(Stored records)

******************************

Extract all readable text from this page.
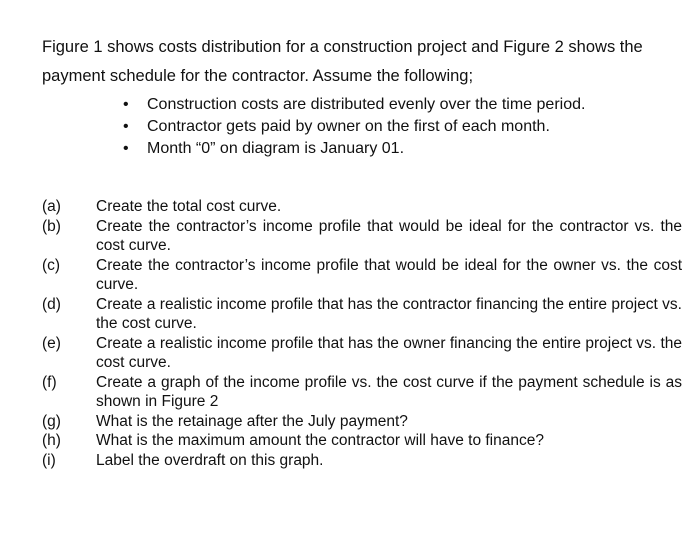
Figure 1 shows costs distribution for a construction project and Figure 2 shows the
payment schedule for the contractor. Assume the following;

• Construction costs are distributed evenly over the time period.
• Contractor gets paid by owner on the first of each month.
• Month “0” on diagram is January 01.
(a) Create the total cost curve.
(b) Create the contractor’s income profile that would be ideal for the contractor vs. the cost curve.
(c) Create the contractor’s income profile that would be ideal for the owner vs. the cost curve.
(d) Create a realistic income profile that has the contractor financing the entire project vs. the cost curve.
(e) Create a realistic income profile that has the owner financing the entire project vs. the cost curve.
(f)	Create a graph of the income profile vs. the cost curve if the payment schedule is as shown in Figure 2
(g) What is the retainage after the July payment?
(h) What is the maximum amount the contractor will have to finance?
(i)	Label the overdraft on this graph.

******************************

Set problem >> All of the lines above should be retyped precisely, apart from the pictures.

Exercise response >>
Extract all readable text from this page.
Figure 1 shows costs distribution for a construction project and Figure 2 shows the
payment schedule for the contractor. Assume the following;

• Construction costs are distributed evenly over the time period.
• Contractor gets paid by owner on the first of each month.
• Month “0” on diagram is January 01.
(a) Create the total cost curve.
(b) Create the contractor’s income profile that would be ideal for the contractor vs. the cost curve.
(c) Create the contractor’s income profile that would be ideal for the owner vs. the cost curve.
(d) Create a realistic income profile that has the contractor financing the entire project vs. the cost curve.
(e) Create a realistic income profile that has the owner financing the entire project vs. the cost curve.
(f)	Create a graph of the income profile vs. the cost curve if the payment schedule is as shown in Figure 2
(g) What is the retainage after the July payment?
(h) What is the maximum amount the contractor will have to finance?
(i)	Label the overdraft on this graph.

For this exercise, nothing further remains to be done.